Task brief:
Quote every line as written. Omit pictures.

Material for the task:
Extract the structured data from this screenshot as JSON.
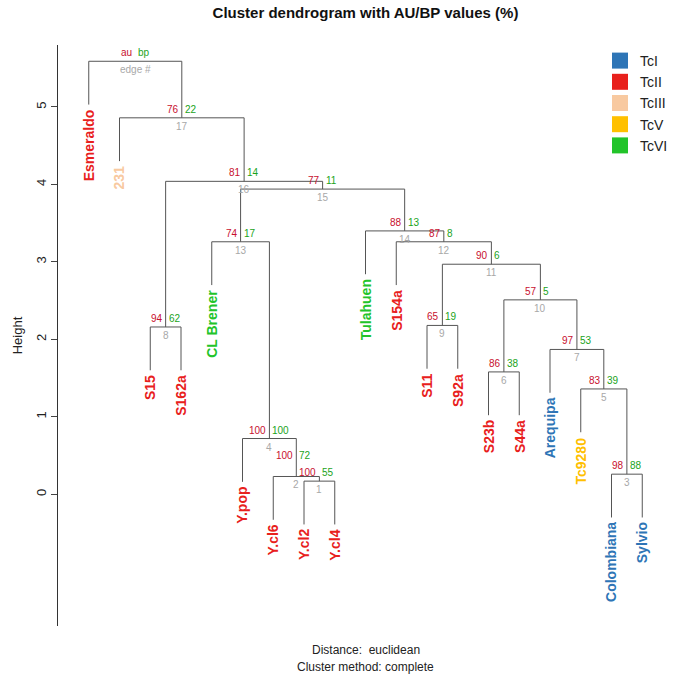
{
  "chart_data": {
    "type": "dendrogram",
    "title": "Cluster dendrogram with AU/BP values (%)",
    "y_label": "Height",
    "footer": [
      "Distance:  euclidean",
      "Cluster method: complete"
    ],
    "ylim": [
      -1.7,
      5.8
    ],
    "yticks": [
      0,
      1,
      2,
      3,
      4,
      5
    ],
    "xlim": [
      0,
      20
    ],
    "grid": false,
    "tick_labels": "y",
    "legend": "upper right",
    "series": [
      {
        "name": "TcI",
        "color": "#2e75b6"
      },
      {
        "name": "TcII",
        "color": "#e8201c"
      },
      {
        "name": "TcIII",
        "color": "#f8c9a0"
      },
      {
        "name": "TcV",
        "color": "#ffc000"
      },
      {
        "name": "TcVI",
        "color": "#22c42a"
      }
    ],
    "leaves": [
      {
        "name": "Esmeraldo",
        "group": "TcII"
      },
      {
        "name": "231",
        "group": "TcIII"
      },
      {
        "name": "S15",
        "group": "TcII"
      },
      {
        "name": "S162a",
        "group": "TcII"
      },
      {
        "name": "CL Brener",
        "group": "TcVI"
      },
      {
        "name": "Y.pop",
        "group": "TcII"
      },
      {
        "name": "Y.cl6",
        "group": "TcII"
      },
      {
        "name": "Y.cl2",
        "group": "TcII"
      },
      {
        "name": "Y.cl4",
        "group": "TcII"
      },
      {
        "name": "Tulahuen",
        "group": "TcVI"
      },
      {
        "name": "S154a",
        "group": "TcII"
      },
      {
        "name": "S11",
        "group": "TcII"
      },
      {
        "name": "S92a",
        "group": "TcII"
      },
      {
        "name": "S23b",
        "group": "TcII"
      },
      {
        "name": "S44a",
        "group": "TcII"
      },
      {
        "name": "Arequipa",
        "group": "TcI"
      },
      {
        "name": "Tc9280",
        "group": "TcV"
      },
      {
        "name": "Colombiana",
        "group": "TcI"
      },
      {
        "name": "Sylvio",
        "group": "TcI"
      }
    ],
    "merges": [
      {
        "edge": 1,
        "left": "Y.cl2",
        "right": "Y.cl4",
        "height": 0.17,
        "au": 100,
        "bp": 55
      },
      {
        "edge": 2,
        "left": "Y.cl6",
        "right": 1,
        "height": 0.23,
        "au": 100,
        "bp": 72
      },
      {
        "edge": 3,
        "left": "Colombiana",
        "right": "Sylvio",
        "height": 0.26,
        "au": 98,
        "bp": 88
      },
      {
        "edge": 4,
        "left": "Y.pop",
        "right": 2,
        "height": 0.72,
        "au": 100,
        "bp": 100
      },
      {
        "edge": 5,
        "left": "Tc9280",
        "right": 3,
        "height": 1.36,
        "au": 83,
        "bp": 39
      },
      {
        "edge": 6,
        "left": "S23b",
        "right": "S44a",
        "height": 1.58,
        "au": 86,
        "bp": 38
      },
      {
        "edge": 7,
        "left": "Arequipa",
        "right": 5,
        "height": 1.87,
        "au": 97,
        "bp": 53
      },
      {
        "edge": 8,
        "left": "S15",
        "right": "S162a",
        "height": 2.16,
        "au": 94,
        "bp": 62
      },
      {
        "edge": 9,
        "left": "S11",
        "right": "S92a",
        "height": 2.18,
        "au": 65,
        "bp": 19
      },
      {
        "edge": 10,
        "left": 6,
        "right": 7,
        "height": 2.51,
        "au": 57,
        "bp": 5
      },
      {
        "edge": 11,
        "left": 9,
        "right": 10,
        "height": 2.97,
        "au": 90,
        "bp": 6
      },
      {
        "edge": 12,
        "left": "S154a",
        "right": 11,
        "height": 3.26,
        "au": 87,
        "bp": 8
      },
      {
        "edge": 13,
        "left": "CL Brener",
        "right": 4,
        "height": 3.26,
        "au": 74,
        "bp": 17
      },
      {
        "edge": 14,
        "left": "Tulahuen",
        "right": 12,
        "height": 3.4,
        "au": 88,
        "bp": 13
      },
      {
        "edge": 15,
        "left": 13,
        "right": 14,
        "height": 3.94,
        "au": 77,
        "bp": 11
      },
      {
        "edge": 16,
        "left": 8,
        "right": 15,
        "height": 4.04,
        "au": 81,
        "bp": 14
      },
      {
        "edge": 17,
        "left": "231",
        "right": 16,
        "height": 4.86,
        "au": 76,
        "bp": 22
      }
    ],
    "root": {
      "left": "Esmeraldo",
      "right": 17,
      "height": 5.59
    },
    "header": {
      "au": "au",
      "bp": "bp",
      "edge": "edge #"
    }
  }
}
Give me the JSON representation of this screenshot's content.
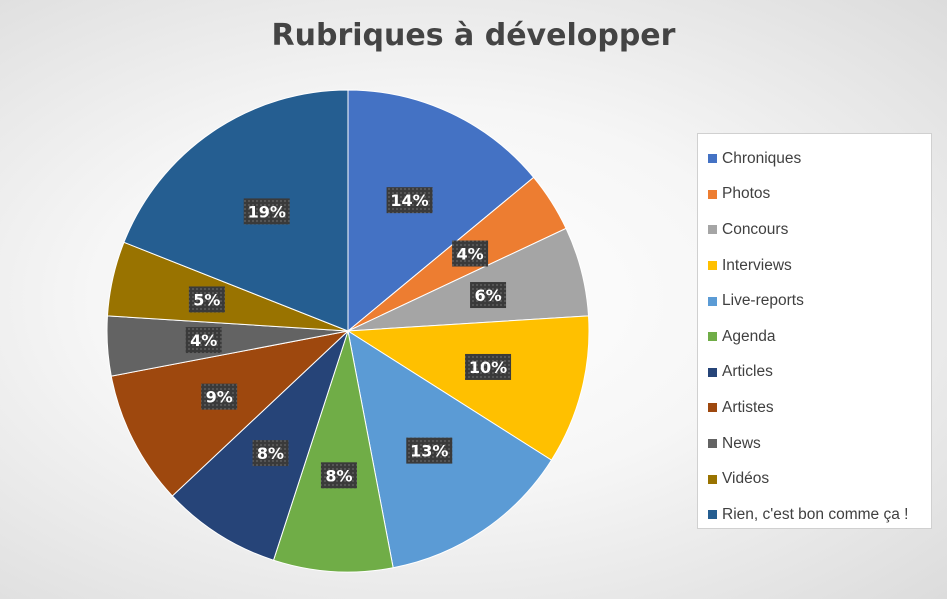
{
  "chart_data": {
    "type": "pie",
    "title": "Rubriques à développer",
    "legend_position": "right",
    "slices": [
      {
        "label": "Chroniques",
        "value": 14,
        "display": "14%",
        "color": "#4472C4"
      },
      {
        "label": "Photos",
        "value": 4,
        "display": "4%",
        "color": "#ED7D31"
      },
      {
        "label": "Concours",
        "value": 6,
        "display": "6%",
        "color": "#A5A5A5"
      },
      {
        "label": "Interviews",
        "value": 10,
        "display": "10%",
        "color": "#FFC000"
      },
      {
        "label": "Live-reports",
        "value": 13,
        "display": "13%",
        "color": "#5B9BD5"
      },
      {
        "label": "Agenda",
        "value": 8,
        "display": "8%",
        "color": "#70AD47"
      },
      {
        "label": "Articles",
        "value": 8,
        "display": "8%",
        "color": "#264478"
      },
      {
        "label": "Artistes",
        "value": 9,
        "display": "9%",
        "color": "#9E480E"
      },
      {
        "label": "News",
        "value": 4,
        "display": "4%",
        "color": "#636363"
      },
      {
        "label": "Vidéos",
        "value": 5,
        "display": "5%",
        "color": "#997300"
      },
      {
        "label": "Rien, c'est bon comme ça !",
        "value": 19,
        "display": "19%",
        "color": "#255E91"
      }
    ]
  }
}
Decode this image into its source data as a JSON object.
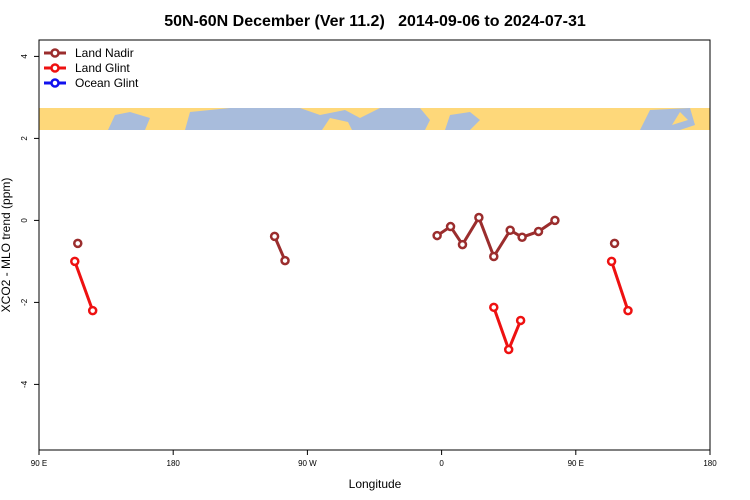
{
  "chart_data": {
    "type": "line",
    "title": "50N-60N December (Ver 11.2)   2014-09-06 to 2024-07-31",
    "x_label": "Longitude",
    "y_label": "XCO2 - MLO trend (ppm)",
    "xlim": [
      90,
      540
    ],
    "ylim": [
      -5.6,
      4.4
    ],
    "xticks": [
      {
        "value": 90,
        "label": "90 E"
      },
      {
        "value": 180,
        "label": "180"
      },
      {
        "value": 270,
        "label": "90 W"
      },
      {
        "value": 360,
        "label": "0"
      },
      {
        "value": 450,
        "label": "90 E"
      },
      {
        "value": 540,
        "label": "180"
      }
    ],
    "yticks": [
      -4,
      -2,
      0,
      2,
      4
    ],
    "legend": "top-left",
    "series": [
      {
        "name": "Land Nadir",
        "color": "#9b2d2d",
        "x": [
          116,
          null,
          248,
          255,
          null,
          357,
          366,
          374,
          385,
          395,
          406,
          414,
          425,
          436,
          null,
          476
        ],
        "values": [
          -0.56,
          null,
          -0.39,
          -0.98,
          null,
          -0.37,
          -0.15,
          -0.59,
          0.07,
          -0.88,
          -0.24,
          -0.41,
          -0.27,
          0.0,
          null,
          -0.56
        ]
      },
      {
        "name": "Land Glint",
        "color": "#ee1111",
        "x": [
          114,
          126,
          null,
          395,
          405,
          413,
          null,
          474,
          485
        ],
        "values": [
          -1.0,
          -2.2,
          null,
          -2.12,
          -3.15,
          -2.44,
          null,
          -1.0,
          -2.2
        ]
      },
      {
        "name": "Ocean Glint",
        "color": "#1111ee",
        "x": [],
        "values": []
      }
    ]
  }
}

Exercise solution:
Extract the structured data from this screenshot as JSON.
{
  "chart_data": {
    "type": "dendrogram",
    "title": "Cluster dendrogram with AU/BP values (%)",
    "y_label": "Height",
    "footer": [
      "Distance:  euclidean",
      "Cluster method: complete"
    ],
    "ylim": [
      -1.7,
      5.8
    ],
    "yticks": [
      0,
      1,
      2,
      3,
      4,
      5
    ],
    "xlim": [
      0,
      20
    ],
    "grid": false,
    "tick_labels": "y",
    "legend": "upper right",
    "series": [
      {
        "name": "TcI",
        "color": "#2e75b6"
      },
      {
        "name": "TcII",
        "color": "#e8201c"
      },
      {
        "name": "TcIII",
        "color": "#f8c9a0"
      },
      {
        "name": "TcV",
        "color": "#ffc000"
      },
      {
        "name": "TcVI",
        "color": "#22c42a"
      }
    ],
    "leaves": [
      {
        "name": "Esmeraldo",
        "group": "TcII"
      },
      {
        "name": "231",
        "group": "TcIII"
      },
      {
        "name": "S15",
        "group": "TcII"
      },
      {
        "name": "S162a",
        "group": "TcII"
      },
      {
        "name": "CL Brener",
        "group": "TcVI"
      },
      {
        "name": "Y.pop",
        "group": "TcII"
      },
      {
        "name": "Y.cl6",
        "group": "TcII"
      },
      {
        "name": "Y.cl2",
        "group": "TcII"
      },
      {
        "name": "Y.cl4",
        "group": "TcII"
      },
      {
        "name": "Tulahuen",
        "group": "TcVI"
      },
      {
        "name": "S154a",
        "group": "TcII"
      },
      {
        "name": "S11",
        "group": "TcII"
      },
      {
        "name": "S92a",
        "group": "TcII"
      },
      {
        "name": "S23b",
        "group": "TcII"
      },
      {
        "name": "S44a",
        "group": "TcII"
      },
      {
        "name": "Arequipa",
        "group": "TcI"
      },
      {
        "name": "Tc9280",
        "group": "TcV"
      },
      {
        "name": "Colombiana",
        "group": "TcI"
      },
      {
        "name": "Sylvio",
        "group": "TcI"
      }
    ],
    "merges": [
      {
        "edge": 1,
        "left": "Y.cl2",
        "right": "Y.cl4",
        "height": 0.17,
        "au": 100,
        "bp": 55
      },
      {
        "edge": 2,
        "left": "Y.cl6",
        "right": 1,
        "height": 0.23,
        "au": 100,
        "bp": 72
      },
      {
        "edge": 3,
        "left": "Colombiana",
        "right": "Sylvio",
        "height": 0.26,
        "au": 98,
        "bp": 88
      },
      {
        "edge": 4,
        "left": "Y.pop",
        "right": 2,
        "height": 0.72,
        "au": 100,
        "bp": 100
      },
      {
        "edge": 5,
        "left": "Tc9280",
        "right": 3,
        "height": 1.36,
        "au": 83,
        "bp": 39
      },
      {
        "edge": 6,
        "left": "S23b",
        "right": "S44a",
        "height": 1.58,
        "au": 86,
        "bp": 38
      },
      {
        "edge": 7,
        "left": "Arequipa",
        "right": 5,
        "height": 1.87,
        "au": 97,
        "bp": 53
      },
      {
        "edge": 8,
        "left": "S15",
        "right": "S162a",
        "height": 2.16,
        "au": 94,
        "bp": 62
      },
      {
        "edge": 9,
        "left": "S11",
        "right": "S92a",
        "height": 2.18,
        "au": 65,
        "bp": 19
      },
      {
        "edge": 10,
        "left": 6,
        "right": 7,
        "height": 2.51,
        "au": 57,
        "bp": 5
      },
      {
        "edge": 11,
        "left": 9,
        "right": 10,
        "height": 2.97,
        "au": 90,
        "bp": 6
      },
      {
        "edge": 12,
        "left": "S154a",
        "right": 11,
        "height": 3.26,
        "au": 87,
        "bp": 8
      },
      {
        "edge": 13,
        "left": "CL Brener",
        "right": 4,
        "height": 3.26,
        "au": 74,
        "bp": 17
      },
      {
        "edge": 14,
        "left": "Tulahuen",
        "right": 12,
        "height": 3.4,
        "au": 88,
        "bp": 13
      },
      {
        "edge": 15,
        "left": 13,
        "right": 14,
        "height": 3.94,
        "au": 77,
        "bp": 11
      },
      {
        "edge": 16,
        "left": 8,
        "right": 15,
        "height": 4.04,
        "au": 81,
        "bp": 14
      },
      {
        "edge": 17,
        "left": "231",
        "right": 16,
        "height": 4.86,
        "au": 76,
        "bp": 22
      }
    ],
    "root": {
      "left": "Esmeraldo",
      "right": 17,
      "height": 5.59
    },
    "header": {
      "au": "au",
      "bp": "bp",
      "edge": "edge #"
    }
  }
}
Give me the JSON representation of this screenshot's content.
{
  "chart_data": {
    "type": "pie",
    "title": "Rubriques à développer",
    "legend_position": "right",
    "slices": [
      {
        "label": "Chroniques",
        "value": 14,
        "display": "14%",
        "color": "#4472C4"
      },
      {
        "label": "Photos",
        "value": 4,
        "display": "4%",
        "color": "#ED7D31"
      },
      {
        "label": "Concours",
        "value": 6,
        "display": "6%",
        "color": "#A5A5A5"
      },
      {
        "label": "Interviews",
        "value": 10,
        "display": "10%",
        "color": "#FFC000"
      },
      {
        "label": "Live-reports",
        "value": 13,
        "display": "13%",
        "color": "#5B9BD5"
      },
      {
        "label": "Agenda",
        "value": 8,
        "display": "8%",
        "color": "#70AD47"
      },
      {
        "label": "Articles",
        "value": 8,
        "display": "8%",
        "color": "#264478"
      },
      {
        "label": "Artistes",
        "value": 9,
        "display": "9%",
        "color": "#9E480E"
      },
      {
        "label": "News",
        "value": 4,
        "display": "4%",
        "color": "#636363"
      },
      {
        "label": "Vidéos",
        "value": 5,
        "display": "5%",
        "color": "#997300"
      },
      {
        "label": "Rien, c'est bon comme ça !",
        "value": 19,
        "display": "19%",
        "color": "#255E91"
      }
    ]
  }
}
Decode this image into its source data as a JSON object.
{
  "chart_data": {
    "type": "line",
    "title": "50N-60N December (Ver 11.2)   2014-09-06 to 2024-07-31",
    "x_label": "Longitude",
    "y_label": "XCO2 - MLO trend (ppm)",
    "xlim": [
      90,
      540
    ],
    "ylim": [
      -5.6,
      4.4
    ],
    "xticks": [
      {
        "value": 90,
        "label": "90 E"
      },
      {
        "value": 180,
        "label": "180"
      },
      {
        "value": 270,
        "label": "90 W"
      },
      {
        "value": 360,
        "label": "0"
      },
      {
        "value": 450,
        "label": "90 E"
      },
      {
        "value": 540,
        "label": "180"
      }
    ],
    "yticks": [
      -4,
      -2,
      0,
      2,
      4
    ],
    "legend": "top-left",
    "series": [
      {
        "name": "Land Nadir",
        "color": "#9b2d2d",
        "x": [
          116,
          null,
          248,
          255,
          null,
          357,
          366,
          374,
          385,
          395,
          406,
          414,
          425,
          436,
          null,
          476
        ],
        "values": [
          -0.56,
          null,
          -0.39,
          -0.98,
          null,
          -0.37,
          -0.15,
          -0.59,
          0.07,
          -0.88,
          -0.24,
          -0.41,
          -0.27,
          0.0,
          null,
          -0.56
        ]
      },
      {
        "name": "Land Glint",
        "color": "#ee1111",
        "x": [
          114,
          126,
          null,
          395,
          405,
          413,
          null,
          474,
          485
        ],
        "values": [
          -1.0,
          -2.2,
          null,
          -2.12,
          -3.15,
          -2.44,
          null,
          -1.0,
          -2.2
        ]
      },
      {
        "name": "Ocean Glint",
        "color": "#1111ee",
        "x": [],
        "values": []
      }
    ]
  }
}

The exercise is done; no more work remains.